▸ **Records supplied**
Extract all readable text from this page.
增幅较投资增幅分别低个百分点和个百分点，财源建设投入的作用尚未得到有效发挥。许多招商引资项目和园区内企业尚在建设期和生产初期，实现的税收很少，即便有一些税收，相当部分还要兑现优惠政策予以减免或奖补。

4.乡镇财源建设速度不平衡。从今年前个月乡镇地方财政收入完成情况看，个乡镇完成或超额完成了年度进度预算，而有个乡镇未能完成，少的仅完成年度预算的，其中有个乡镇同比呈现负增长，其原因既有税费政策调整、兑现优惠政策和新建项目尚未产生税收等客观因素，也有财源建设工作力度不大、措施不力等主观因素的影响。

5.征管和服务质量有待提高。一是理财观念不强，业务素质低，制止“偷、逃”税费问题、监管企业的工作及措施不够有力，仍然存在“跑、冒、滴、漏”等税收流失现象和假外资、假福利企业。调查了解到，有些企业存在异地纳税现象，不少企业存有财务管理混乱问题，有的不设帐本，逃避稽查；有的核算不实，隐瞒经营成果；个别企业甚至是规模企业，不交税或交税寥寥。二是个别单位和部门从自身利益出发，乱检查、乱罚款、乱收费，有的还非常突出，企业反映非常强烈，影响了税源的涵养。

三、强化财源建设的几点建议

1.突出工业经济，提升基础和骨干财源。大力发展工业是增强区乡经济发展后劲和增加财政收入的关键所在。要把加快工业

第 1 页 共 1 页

---

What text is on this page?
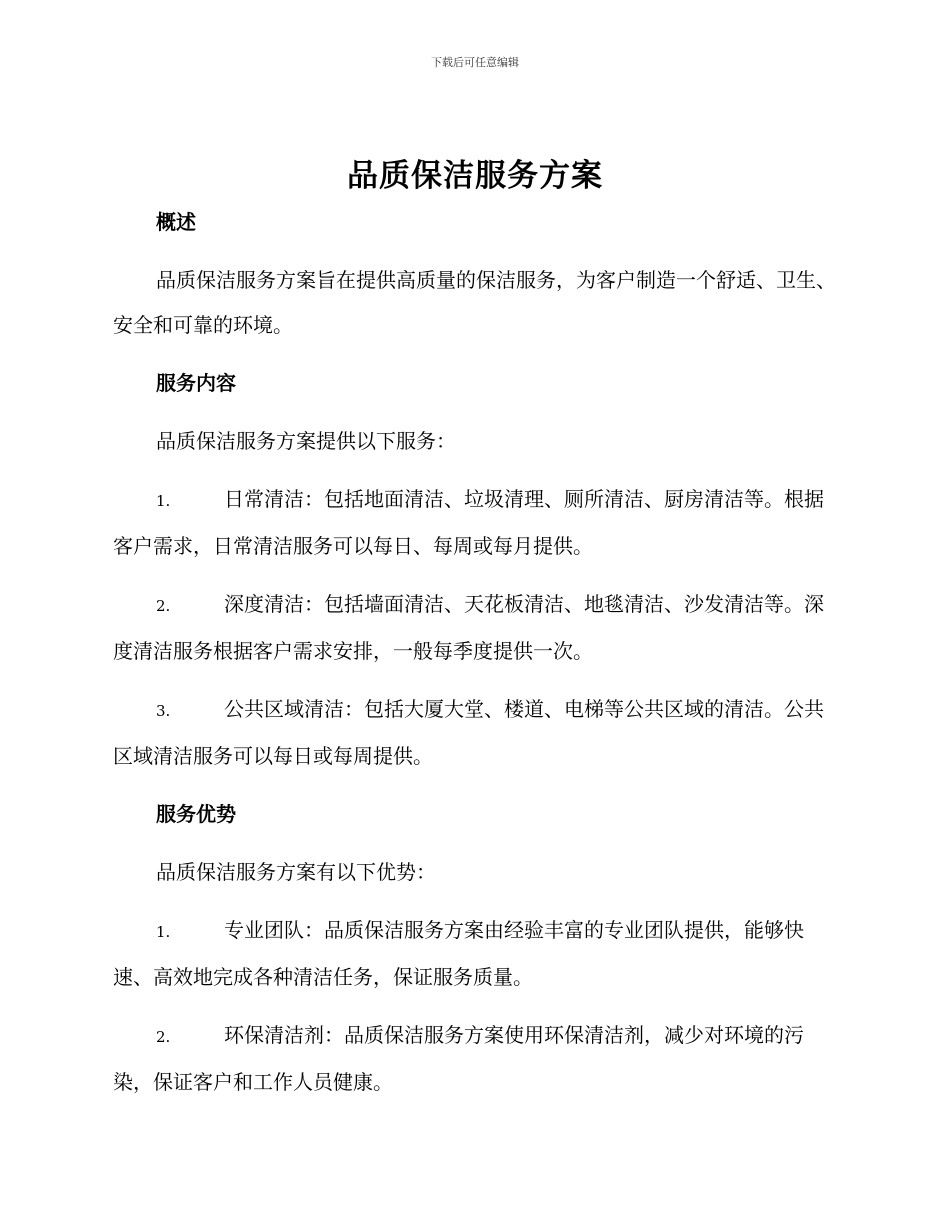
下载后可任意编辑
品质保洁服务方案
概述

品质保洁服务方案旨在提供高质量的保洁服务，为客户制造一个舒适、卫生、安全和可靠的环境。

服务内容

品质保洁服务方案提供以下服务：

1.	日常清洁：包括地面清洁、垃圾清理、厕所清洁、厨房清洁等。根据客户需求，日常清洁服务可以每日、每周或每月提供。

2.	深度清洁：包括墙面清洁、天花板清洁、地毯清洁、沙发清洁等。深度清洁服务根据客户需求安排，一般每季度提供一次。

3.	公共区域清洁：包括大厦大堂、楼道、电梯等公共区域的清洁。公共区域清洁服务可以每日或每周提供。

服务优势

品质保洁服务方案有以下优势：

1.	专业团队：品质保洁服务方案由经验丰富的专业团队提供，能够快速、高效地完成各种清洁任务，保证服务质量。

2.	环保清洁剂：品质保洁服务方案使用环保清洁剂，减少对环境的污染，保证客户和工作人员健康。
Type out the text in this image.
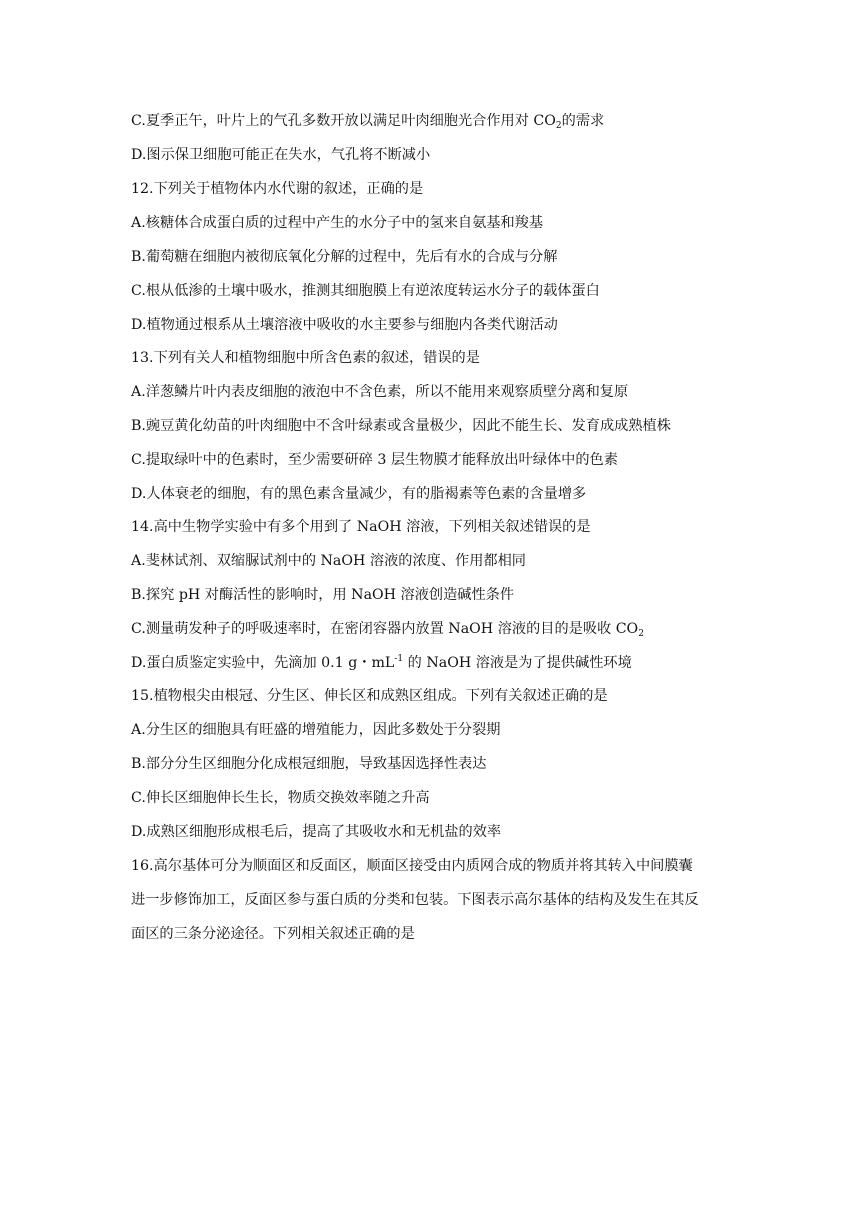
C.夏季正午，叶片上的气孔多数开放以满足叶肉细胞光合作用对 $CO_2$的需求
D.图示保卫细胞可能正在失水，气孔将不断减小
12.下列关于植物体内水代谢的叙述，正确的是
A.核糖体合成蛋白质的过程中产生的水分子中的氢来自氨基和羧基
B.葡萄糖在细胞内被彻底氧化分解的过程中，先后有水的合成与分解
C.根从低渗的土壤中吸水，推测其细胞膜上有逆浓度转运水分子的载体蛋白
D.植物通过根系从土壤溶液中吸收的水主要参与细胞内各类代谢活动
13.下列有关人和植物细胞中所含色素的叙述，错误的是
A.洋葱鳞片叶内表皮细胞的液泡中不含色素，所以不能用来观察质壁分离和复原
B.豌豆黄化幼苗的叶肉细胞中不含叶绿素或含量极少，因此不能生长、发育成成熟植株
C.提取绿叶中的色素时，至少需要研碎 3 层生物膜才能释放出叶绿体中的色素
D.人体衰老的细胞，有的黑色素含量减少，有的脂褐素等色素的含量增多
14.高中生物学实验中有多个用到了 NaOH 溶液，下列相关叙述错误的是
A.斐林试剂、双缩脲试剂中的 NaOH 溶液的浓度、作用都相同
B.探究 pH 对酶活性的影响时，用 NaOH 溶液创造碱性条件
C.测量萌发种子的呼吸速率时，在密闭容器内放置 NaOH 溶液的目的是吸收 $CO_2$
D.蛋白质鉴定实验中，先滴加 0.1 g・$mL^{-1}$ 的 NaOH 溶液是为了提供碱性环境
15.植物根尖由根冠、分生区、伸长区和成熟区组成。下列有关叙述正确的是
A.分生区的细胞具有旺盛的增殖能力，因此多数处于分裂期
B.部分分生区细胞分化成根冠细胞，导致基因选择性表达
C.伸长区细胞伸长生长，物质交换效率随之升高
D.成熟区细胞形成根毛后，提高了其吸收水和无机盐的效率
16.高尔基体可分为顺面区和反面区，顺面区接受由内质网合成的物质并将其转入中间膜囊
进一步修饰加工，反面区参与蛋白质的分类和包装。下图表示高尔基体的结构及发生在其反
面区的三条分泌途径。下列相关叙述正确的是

...

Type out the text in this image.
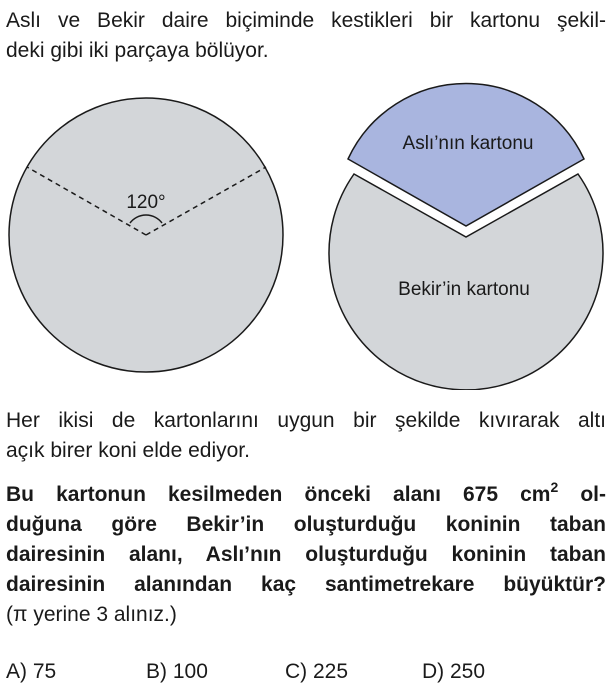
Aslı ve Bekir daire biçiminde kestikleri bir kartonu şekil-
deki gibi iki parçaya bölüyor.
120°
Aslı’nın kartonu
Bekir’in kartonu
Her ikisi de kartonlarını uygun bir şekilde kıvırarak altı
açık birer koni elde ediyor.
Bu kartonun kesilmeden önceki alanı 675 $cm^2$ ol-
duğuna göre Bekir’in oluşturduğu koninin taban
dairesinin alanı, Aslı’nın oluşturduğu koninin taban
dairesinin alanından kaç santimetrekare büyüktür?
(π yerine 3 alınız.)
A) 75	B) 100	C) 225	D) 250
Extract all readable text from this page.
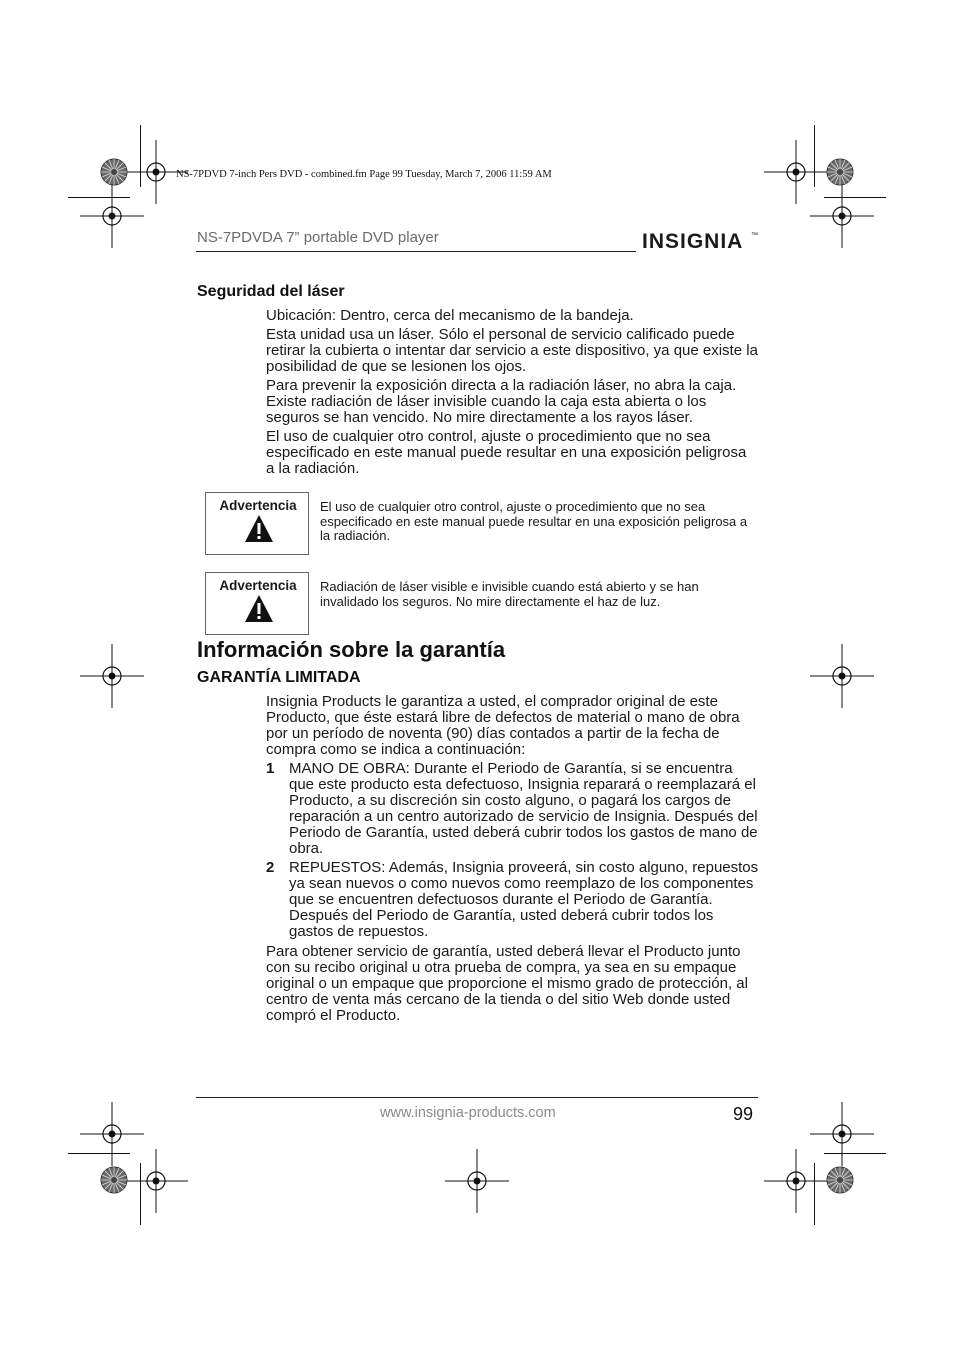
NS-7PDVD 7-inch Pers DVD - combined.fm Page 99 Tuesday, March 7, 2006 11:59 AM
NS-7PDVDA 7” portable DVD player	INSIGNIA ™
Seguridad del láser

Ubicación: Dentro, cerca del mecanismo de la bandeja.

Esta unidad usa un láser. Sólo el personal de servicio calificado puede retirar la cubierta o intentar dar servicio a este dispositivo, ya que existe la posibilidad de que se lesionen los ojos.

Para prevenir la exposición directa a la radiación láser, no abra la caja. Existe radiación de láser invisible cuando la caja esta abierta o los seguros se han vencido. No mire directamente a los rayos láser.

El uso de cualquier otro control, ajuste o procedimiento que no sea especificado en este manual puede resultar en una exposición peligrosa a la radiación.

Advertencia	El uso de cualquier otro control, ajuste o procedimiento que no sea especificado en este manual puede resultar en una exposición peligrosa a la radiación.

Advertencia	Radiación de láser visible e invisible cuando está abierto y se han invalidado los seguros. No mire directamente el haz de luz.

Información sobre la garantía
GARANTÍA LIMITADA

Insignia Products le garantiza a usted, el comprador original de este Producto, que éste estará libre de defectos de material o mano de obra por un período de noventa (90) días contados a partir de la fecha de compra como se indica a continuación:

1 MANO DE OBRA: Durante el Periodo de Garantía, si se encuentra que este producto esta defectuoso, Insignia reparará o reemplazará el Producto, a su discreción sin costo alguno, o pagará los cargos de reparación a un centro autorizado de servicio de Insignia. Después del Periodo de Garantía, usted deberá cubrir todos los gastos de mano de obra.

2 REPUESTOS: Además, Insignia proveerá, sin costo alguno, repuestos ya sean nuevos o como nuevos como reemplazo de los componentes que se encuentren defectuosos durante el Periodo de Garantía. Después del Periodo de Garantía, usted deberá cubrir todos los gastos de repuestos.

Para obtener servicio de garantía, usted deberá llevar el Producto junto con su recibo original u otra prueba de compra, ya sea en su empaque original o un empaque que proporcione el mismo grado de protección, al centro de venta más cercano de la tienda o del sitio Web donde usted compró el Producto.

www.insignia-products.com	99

▸ **The request**
Scan the listing above and copy all lines containing the word "láser".

▸ **Answer to this task**
Seguridad del láser
Esta unidad usa un láser. Sólo el personal de servicio calificado puede retirar la cubierta o intentar dar servicio a este dispositivo, ya que existe la posibilidad de que se lesionen los ojos.
Para prevenir la exposición directa a la radiación láser, no abra la caja. Existe radiación de láser invisible cuando la caja esta abierta o los seguros se han vencido. No mire directamente a los rayos láser.
Advertencia	Radiación de láser visible e invisible cuando está abierto y se han invalidado los seguros. No mire directamente el haz de luz.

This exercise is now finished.